EXERCISE DIRECTIONS: The answer must be an exact restatement of all the data.

RECORDS TO PROCESS:

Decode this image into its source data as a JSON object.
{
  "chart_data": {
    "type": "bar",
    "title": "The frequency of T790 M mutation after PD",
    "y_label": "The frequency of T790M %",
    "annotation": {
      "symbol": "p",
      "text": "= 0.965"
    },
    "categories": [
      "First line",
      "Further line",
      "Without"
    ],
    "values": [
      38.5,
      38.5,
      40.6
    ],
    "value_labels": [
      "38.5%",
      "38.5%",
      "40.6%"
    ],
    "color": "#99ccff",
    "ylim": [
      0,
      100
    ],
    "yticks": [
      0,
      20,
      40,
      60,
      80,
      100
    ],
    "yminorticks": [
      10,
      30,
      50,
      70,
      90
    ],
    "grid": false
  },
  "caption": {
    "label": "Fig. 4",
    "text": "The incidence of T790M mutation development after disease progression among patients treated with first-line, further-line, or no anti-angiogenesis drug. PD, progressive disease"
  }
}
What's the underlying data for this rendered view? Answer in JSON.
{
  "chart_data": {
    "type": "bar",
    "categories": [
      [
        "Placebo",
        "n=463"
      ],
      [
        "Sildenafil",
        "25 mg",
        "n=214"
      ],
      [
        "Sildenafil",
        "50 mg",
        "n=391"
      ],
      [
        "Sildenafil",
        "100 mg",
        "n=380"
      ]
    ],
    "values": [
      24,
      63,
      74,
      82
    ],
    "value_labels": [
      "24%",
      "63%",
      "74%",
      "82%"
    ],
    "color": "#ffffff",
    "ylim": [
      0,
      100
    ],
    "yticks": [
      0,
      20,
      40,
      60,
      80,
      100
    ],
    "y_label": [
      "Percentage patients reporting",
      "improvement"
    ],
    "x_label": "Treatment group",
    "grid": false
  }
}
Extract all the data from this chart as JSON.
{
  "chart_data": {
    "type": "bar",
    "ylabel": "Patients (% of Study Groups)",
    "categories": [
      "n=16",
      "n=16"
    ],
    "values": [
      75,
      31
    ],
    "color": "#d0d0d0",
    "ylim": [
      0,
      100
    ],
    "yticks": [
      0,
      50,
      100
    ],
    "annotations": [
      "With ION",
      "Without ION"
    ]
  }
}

SOLUTION FOR THIS EXERCISE:
Decode this image into its source data as a JSON object.
{
  "chart_data": {
    "type": "bar",
    "title": "The frequency of T790 M mutation after PD",
    "y_label": "The frequency of T790M %",
    "annotation": {
      "symbol": "p",
      "text": "= 0.965"
    },
    "categories": [
      "First line",
      "Further line",
      "Without"
    ],
    "values": [
      38.5,
      38.5,
      40.6
    ],
    "value_labels": [
      "38.5%",
      "38.5%",
      "40.6%"
    ],
    "color": "#99ccff",
    "ylim": [
      0,
      100
    ],
    "yticks": [
      0,
      20,
      40,
      60,
      80,
      100
    ],
    "yminorticks": [
      10,
      30,
      50,
      70,
      90
    ],
    "grid": false
  },
  "caption": {
    "label": "Fig. 4",
    "text": "The incidence of T790M mutation development after disease progression among patients treated with first-line, further-line, or no anti-angiogenesis drug. PD, progressive disease"
  }
}
What's the underlying data for this rendered view? Answer in JSON.
{
  "chart_data": {
    "type": "bar",
    "categories": [
      [
        "Placebo",
        "n=463"
      ],
      [
        "Sildenafil",
        "25 mg",
        "n=214"
      ],
      [
        "Sildenafil",
        "50 mg",
        "n=391"
      ],
      [
        "Sildenafil",
        "100 mg",
        "n=380"
      ]
    ],
    "values": [
      24,
      63,
      74,
      82
    ],
    "value_labels": [
      "24%",
      "63%",
      "74%",
      "82%"
    ],
    "color": "#ffffff",
    "ylim": [
      0,
      100
    ],
    "yticks": [
      0,
      20,
      40,
      60,
      80,
      100
    ],
    "y_label": [
      "Percentage patients reporting",
      "improvement"
    ],
    "x_label": "Treatment group",
    "grid": false
  }
}
Extract all the data from this chart as JSON.
{
  "chart_data": {
    "type": "bar",
    "ylabel": "Patients (% of Study Groups)",
    "categories": [
      "n=16",
      "n=16"
    ],
    "values": [
      75,
      31
    ],
    "color": "#d0d0d0",
    "ylim": [
      0,
      100
    ],
    "yticks": [
      0,
      50,
      100
    ],
    "annotations": [
      "With ION",
      "Without ION"
    ]
  }
}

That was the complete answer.